- _TEKS DOKUMEN_
▬▬▬
Sekeluarnya dari gedung, perasaan kagum langsung tersirat di wajah-wajah ketiga mahasiswa. Selain kota Liverpool yang terhampar manis, dengan menoleh ke belakang barulah terlihat Lime Street Railway Station yang berdiri dengan megah, terlihat sama persis dengan adegan pada film Yesterday.

Lime Street Railway Station terlihat megah di pusat kota (Dokpri)
Lime Street Railway Station terlihat megah di pusat kota (Dokpri)

Destinasi pertama yang dipilih adalah Moose Coffee, sebuah restoran yang mengangkat konsep budaya Amerika yang terletak di Dale Street. Karena posisi Lime Street Railway Station yang berada di dekat kota, di sekitar stasiun langsung terlihat deretan restoran, pub, penginapan, bahkan sebuah museum yang terpampang sejauh mata memandang. 

Lamanya perjalanan membuat perut mulai meminta jatah perhatian dan pilihan jatuh pada restoran Moose Coffee yang berlokasi tidak jauh dari stasiun. 

Ternyata sesampai di sana harus menunggu beberapa menit di halaman restoran karena baru buka pukul 08:00 pagi, sedangkan waktu masih menunjukkan pukul 07:53 pagi.
▬▬▬
- _Entri anotasi spasial_
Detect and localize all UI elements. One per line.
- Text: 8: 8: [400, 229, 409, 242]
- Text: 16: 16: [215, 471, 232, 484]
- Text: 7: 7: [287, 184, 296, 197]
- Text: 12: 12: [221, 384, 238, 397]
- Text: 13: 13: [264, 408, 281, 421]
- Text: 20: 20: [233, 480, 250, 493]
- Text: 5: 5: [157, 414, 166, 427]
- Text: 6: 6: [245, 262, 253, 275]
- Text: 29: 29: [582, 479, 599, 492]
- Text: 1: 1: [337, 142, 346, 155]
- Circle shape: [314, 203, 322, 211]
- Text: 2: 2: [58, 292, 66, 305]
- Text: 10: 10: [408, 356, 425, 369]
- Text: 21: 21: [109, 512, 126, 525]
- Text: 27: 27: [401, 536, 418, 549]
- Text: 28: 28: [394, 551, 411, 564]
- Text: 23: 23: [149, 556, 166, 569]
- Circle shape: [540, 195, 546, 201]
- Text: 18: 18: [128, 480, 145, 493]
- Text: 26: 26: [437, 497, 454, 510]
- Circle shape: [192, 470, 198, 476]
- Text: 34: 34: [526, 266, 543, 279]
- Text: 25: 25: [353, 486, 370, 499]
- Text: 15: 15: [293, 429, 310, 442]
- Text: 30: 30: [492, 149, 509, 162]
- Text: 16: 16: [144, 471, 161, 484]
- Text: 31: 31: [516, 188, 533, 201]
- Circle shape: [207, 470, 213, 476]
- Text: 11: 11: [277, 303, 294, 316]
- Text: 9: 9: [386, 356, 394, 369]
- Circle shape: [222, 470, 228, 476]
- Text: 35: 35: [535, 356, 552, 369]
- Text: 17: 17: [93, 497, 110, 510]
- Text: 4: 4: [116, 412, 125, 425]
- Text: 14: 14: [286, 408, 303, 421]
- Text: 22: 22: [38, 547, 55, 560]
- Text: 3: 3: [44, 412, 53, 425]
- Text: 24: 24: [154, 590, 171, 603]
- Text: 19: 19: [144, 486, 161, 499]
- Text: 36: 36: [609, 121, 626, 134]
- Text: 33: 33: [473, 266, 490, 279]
▬▬▬
- _YANG DITANYAKAN_
(a) Sebutkan semua jenis tempat yang menurut teks tentang perjalanan di Liverpool langsung terlihat berderet di sekitar Lime Street Railway Station.
(b) Tentukan apakah setiap pernyataan berikut sesuai dengan teks tentang perjalanan di Liverpool, lalu kutip kata-kata teks yang menentukannya: (i) Moose Coffee terletak di Dale Street; (ii) Moose Coffee buka pukul 07:53 pagi; (iii) yang keluar dari gedung adalah tiga mahasiswa.
(c) Lanjutkan teks tentang perjalanan di Liverpool mulai dari bagian terakhirnya.
Materi tersebut sama sekali tidak diperlukan di sini.

- _KUMPULAN JAWABAN_
(a) Restoran, pub, penginapan, dan museum.

(b)
(i) Ya: "terletak di Dale Street".
(ii) Tidak: "baru buka pukul 08:00 pagi, sedangkan waktu masih menunjukkan pukul 07:53 pagi".
(iii) Ya: "wajah-wajah ketiga mahasiswa".

(c)
Namun, tujuh menit yang berlalu seakan membuktikan pilihan Moose Coffee tidaklah salah karena satu per satu kelompok orang berdatangan ikut mengantre di halaman pintu, seakan-akan takut tidak kebagian tempat.

"How are you doing, thank you for waiting, please come in!" ujar pelayan restoran sembari membukakan pintu. Segera setelah duduk, menu berisikan deretan makanan yang asing di telinga mulai dibagikan. 

Mighty Moose, Grande Bouche, dan Moose Apple and Homemade Salted Caramel Pancakes menjadi pilihan sarapan pagi itu. Tidak sampai lima menit, hidangan tersaji. 

Sepiring fried potato yang dibalut dengan bawang dan mustar Dijon, ditemani dua telur mata sapi ala Moose, daging babi asap, dan selembar roti dengan selai, perpaduan aromanya sungguh membuat perut semakin meronta. 

Satu hal sempat melintas dalam benak: Bagian mana yang terbuat dari daging rusa? Ternyata, kata 'Moose' hanyalah sebagai pemilihan untuk nama dan tema restoran, pengolahan hidangan sama sekali tidak menyertakan daging rusa. Harga untuk sepiring hidangan tadi hanya 9.95, normal untuk hitungan makan di sebuah proper restaurant.

Seusai mengisi perut, meluncurlah ke destinasi berikutnya, Eleanor Rigby Statue. Kisah pencarian situs patung ini sebenarnya cukup melelahkan. Memutar kembali ingatan akan adegan di film, patung Eleanor Rigby seperti terletak di pinggir jalan. 

Setengah jam berlalu mengikuti arahan dari Google Map, patung mungil tersebut akhirnya berhasil ditemukan. Tanpa memutar balik di jalan yang sama sebanyak tiga kali, jarak antara Moose Coffee dengan Eleanor Rigby Statue sebetulnya hanya lima menit perjalanan kaki.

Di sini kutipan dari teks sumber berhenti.